## Problem statement
Would you restate each entry word for word, omitting the pictures?

────────────────────────────────────────

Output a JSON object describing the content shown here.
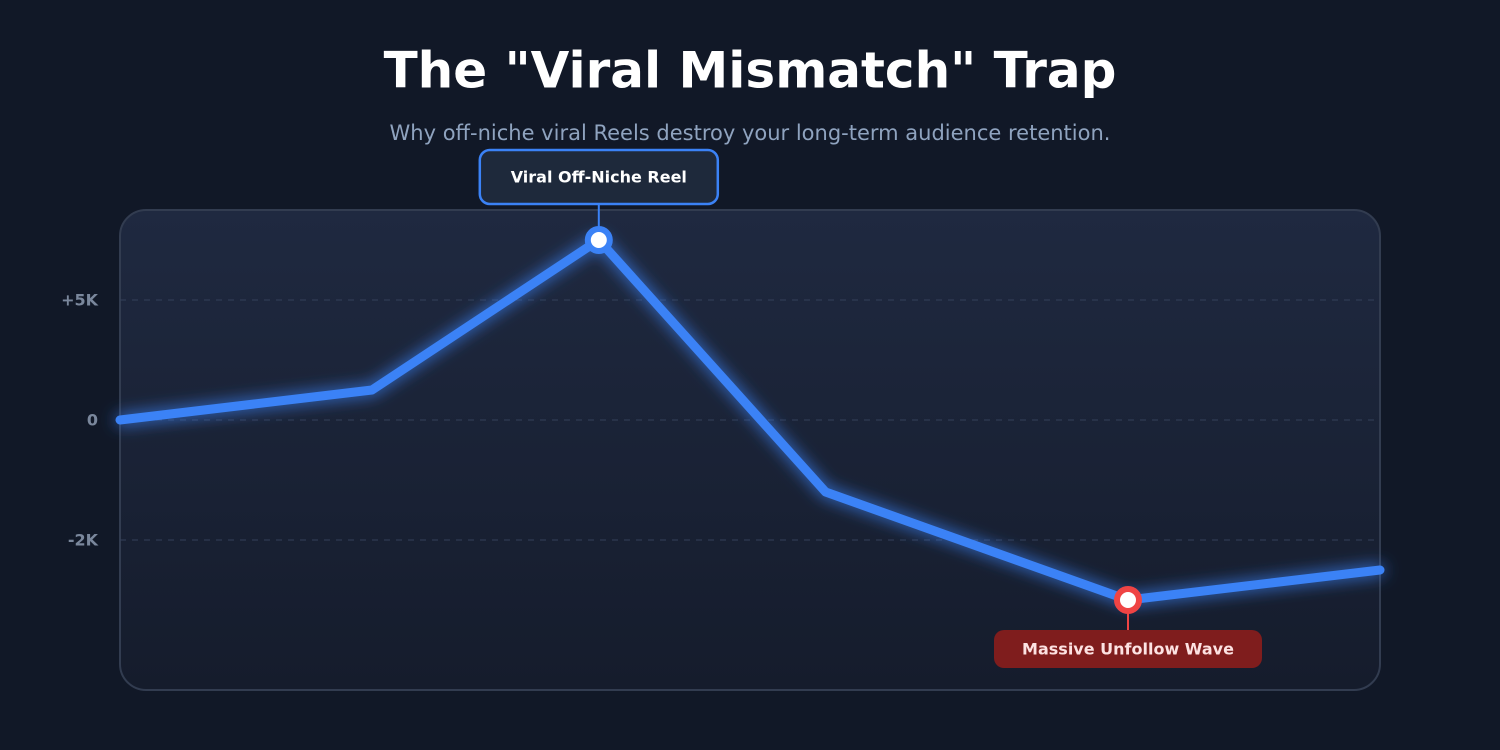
{
  "chart_data": {
    "type": "line",
    "title": "The \"Viral Mismatch\" Trap",
    "subtitle": "Why off-niche viral Reels destroy your long-term audience retention.",
    "x": [
      0,
      20,
      38,
      56,
      80,
      100
    ],
    "xlim": [
      0,
      100
    ],
    "series": [
      {
        "name": null,
        "color": "#3b82f6",
        "values": [
          0,
          1250,
          7500,
          -1200,
          -3000,
          -2500
        ]
      }
    ],
    "ylim": [
      -4500,
      8750
    ],
    "yticks": [
      {
        "value": 5000,
        "label": "+5K"
      },
      0,
      {
        "value": -2000,
        "label": "-2K"
      }
    ],
    "grid": true,
    "annotations": [
      "Viral Off-Niche Reel",
      "Massive Unfollow Wave"
    ]
  }
}
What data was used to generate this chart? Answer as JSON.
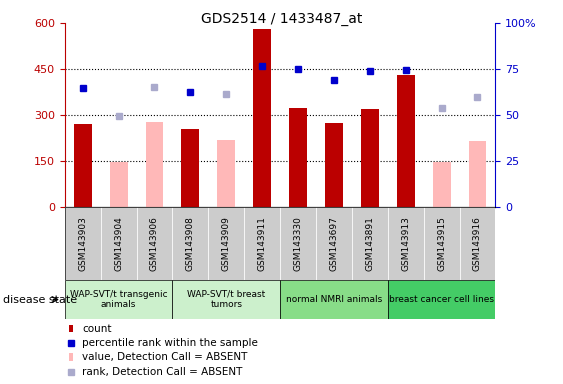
{
  "title": "GDS2514 / 1433487_at",
  "samples": [
    "GSM143903",
    "GSM143904",
    "GSM143906",
    "GSM143908",
    "GSM143909",
    "GSM143911",
    "GSM143330",
    "GSM143697",
    "GSM143891",
    "GSM143913",
    "GSM143915",
    "GSM143916"
  ],
  "count_values": [
    270,
    null,
    null,
    255,
    null,
    580,
    325,
    275,
    320,
    430,
    null,
    null
  ],
  "absent_value_bars": [
    null,
    148,
    278,
    null,
    220,
    null,
    null,
    null,
    null,
    null,
    148,
    215
  ],
  "blue_squares": [
    390,
    null,
    null,
    375,
    null,
    460,
    450,
    415,
    445,
    448,
    null,
    null
  ],
  "lavender_squares": [
    null,
    298,
    392,
    null,
    370,
    null,
    null,
    null,
    null,
    null,
    325,
    358
  ],
  "ylim_left": [
    0,
    600
  ],
  "ylim_right": [
    0,
    100
  ],
  "yticks_left": [
    0,
    150,
    300,
    450,
    600
  ],
  "yticks_right": [
    0,
    25,
    50,
    75,
    100
  ],
  "ytick_labels_right": [
    "0",
    "25",
    "50",
    "75",
    "100%"
  ],
  "bar_color_dark": "#bb0000",
  "bar_color_pink": "#ffb8b8",
  "blue_sq_color": "#0000cc",
  "lavender_sq_color": "#aaaacc",
  "tick_bg_color": "#cccccc",
  "group_sample_list": [
    {
      "samples": [
        "GSM143903",
        "GSM143904",
        "GSM143906"
      ],
      "label": "WAP-SVT/t transgenic\nanimals",
      "color": "#ccf0cc"
    },
    {
      "samples": [
        "GSM143908",
        "GSM143909",
        "GSM143911"
      ],
      "label": "WAP-SVT/t breast\ntumors",
      "color": "#ccf0cc"
    },
    {
      "samples": [
        "GSM143330",
        "GSM143697",
        "GSM143891"
      ],
      "label": "normal NMRI animals",
      "color": "#88dd88"
    },
    {
      "samples": [
        "GSM143913",
        "GSM143915",
        "GSM143916"
      ],
      "label": "breast cancer cell lines",
      "color": "#44cc66"
    }
  ],
  "disease_state_label": "disease state",
  "dotted_lines": [
    150,
    300,
    450
  ],
  "bar_width": 0.5
}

────────────────────────────────────────

## Solution to this task
Output a JSON object describing the content shown here.
{
  "chart_data": {
    "type": "line",
    "title": "The \"Viral Mismatch\" Trap",
    "subtitle": "Why off-niche viral Reels destroy your long-term audience retention.",
    "x": [
      0,
      20,
      38,
      56,
      80,
      100
    ],
    "xlim": [
      0,
      100
    ],
    "series": [
      {
        "name": null,
        "color": "#3b82f6",
        "values": [
          0,
          1250,
          7500,
          -1200,
          -3000,
          -2500
        ]
      }
    ],
    "ylim": [
      -4500,
      8750
    ],
    "yticks": [
      {
        "value": 5000,
        "label": "+5K"
      },
      0,
      {
        "value": -2000,
        "label": "-2K"
      }
    ],
    "grid": true,
    "annotations": [
      "Viral Off-Niche Reel",
      "Massive Unfollow Wave"
    ]
  }
}
What data was used to generate this chart? Answer as JSON.
{
  "title": "GDS2514 / 1433487_at",
  "samples": [
    "GSM143903",
    "GSM143904",
    "GSM143906",
    "GSM143908",
    "GSM143909",
    "GSM143911",
    "GSM143330",
    "GSM143697",
    "GSM143891",
    "GSM143913",
    "GSM143915",
    "GSM143916"
  ],
  "count_values": [
    270,
    null,
    null,
    255,
    null,
    580,
    325,
    275,
    320,
    430,
    null,
    null
  ],
  "absent_value_bars": [
    null,
    148,
    278,
    null,
    220,
    null,
    null,
    null,
    null,
    null,
    148,
    215
  ],
  "blue_squares": [
    390,
    null,
    null,
    375,
    null,
    460,
    450,
    415,
    445,
    448,
    null,
    null
  ],
  "lavender_squares": [
    null,
    298,
    392,
    null,
    370,
    null,
    null,
    null,
    null,
    null,
    325,
    358
  ],
  "ylim_left": [
    0,
    600
  ],
  "ylim_right": [
    0,
    100
  ],
  "yticks_left": [
    0,
    150,
    300,
    450,
    600
  ],
  "yticks_right": [
    0,
    25,
    50,
    75,
    100
  ],
  "ytick_labels_right": [
    "0",
    "25",
    "50",
    "75",
    "100%"
  ],
  "bar_color_dark": "#bb0000",
  "bar_color_pink": "#ffb8b8",
  "blue_sq_color": "#0000cc",
  "lavender_sq_color": "#aaaacc",
  "tick_bg_color": "#cccccc",
  "group_sample_list": [
    {
      "samples": [
        "GSM143903",
        "GSM143904",
        "GSM143906"
      ],
      "label": "WAP-SVT/t transgenic\nanimals",
      "color": "#ccf0cc"
    },
    {
      "samples": [
        "GSM143908",
        "GSM143909",
        "GSM143911"
      ],
      "label": "WAP-SVT/t breast\ntumors",
      "color": "#ccf0cc"
    },
    {
      "samples": [
        "GSM143330",
        "GSM143697",
        "GSM143891"
      ],
      "label": "normal NMRI animals",
      "color": "#88dd88"
    },
    {
      "samples": [
        "GSM143913",
        "GSM143915",
        "GSM143916"
      ],
      "label": "breast cancer cell lines",
      "color": "#44cc66"
    }
  ],
  "disease_state_label": "disease state",
  "dotted_lines": [
    150,
    300,
    450
  ],
  "bar_width": 0.5
}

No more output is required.